**Text passage**:
───
Crank-ML ¶

A selection of single-file machine learning recipes for pytorch. The provided implementations are intended to be self-contained and reusable in different contexts and problems. The goals of this project is:

Single-file implementation. Each component and single script only depends on pytorch and is placed in a single file. As such there may be duplicated code in places, but this is intentional.
Provide recipes via examples for machine learning use cases in a manner that is comparable to scikit-learn.

Design Principles¶

the only dependencies should be pytorch - no other preprocessing library is required when performing inference workflows. All items can be exported to onnx by default
API naming should follow the broad patterns established in scikit-learn, however the actual interfaces will remain as pytorch-style inputs/outputs
To support best practises, we will encourage using lightning
Parameters which are not differentiable are updated stochastically via polyak averaging (e.g. KBinsDiscretizer)
───
**Data excerpt**:
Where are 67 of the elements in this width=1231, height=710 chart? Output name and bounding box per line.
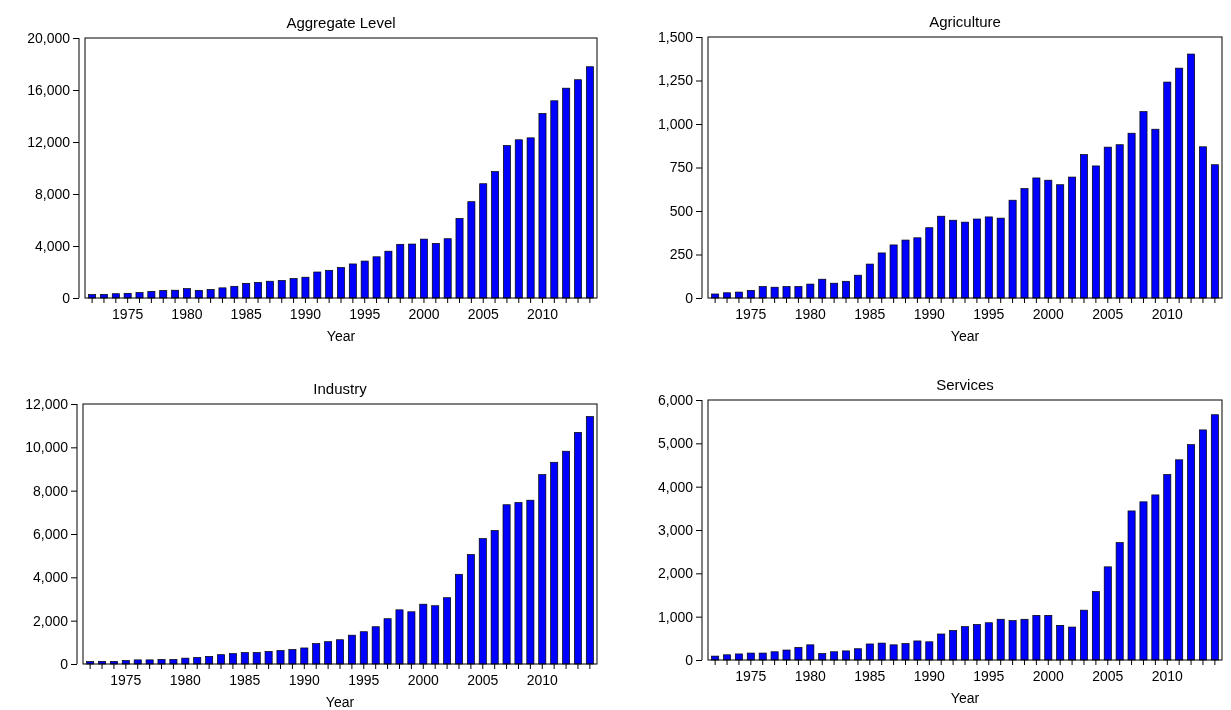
───
Answer these from the Crank-ML text:
(a) What is the only library each component depends on?
(b) Which library's broad patterns should API naming follow?
(c) How are parameters that are not differentiable updated?

(a) PyTorch.
(b) Scikit-learn.
(c) Stochastically, via Polyak averaging.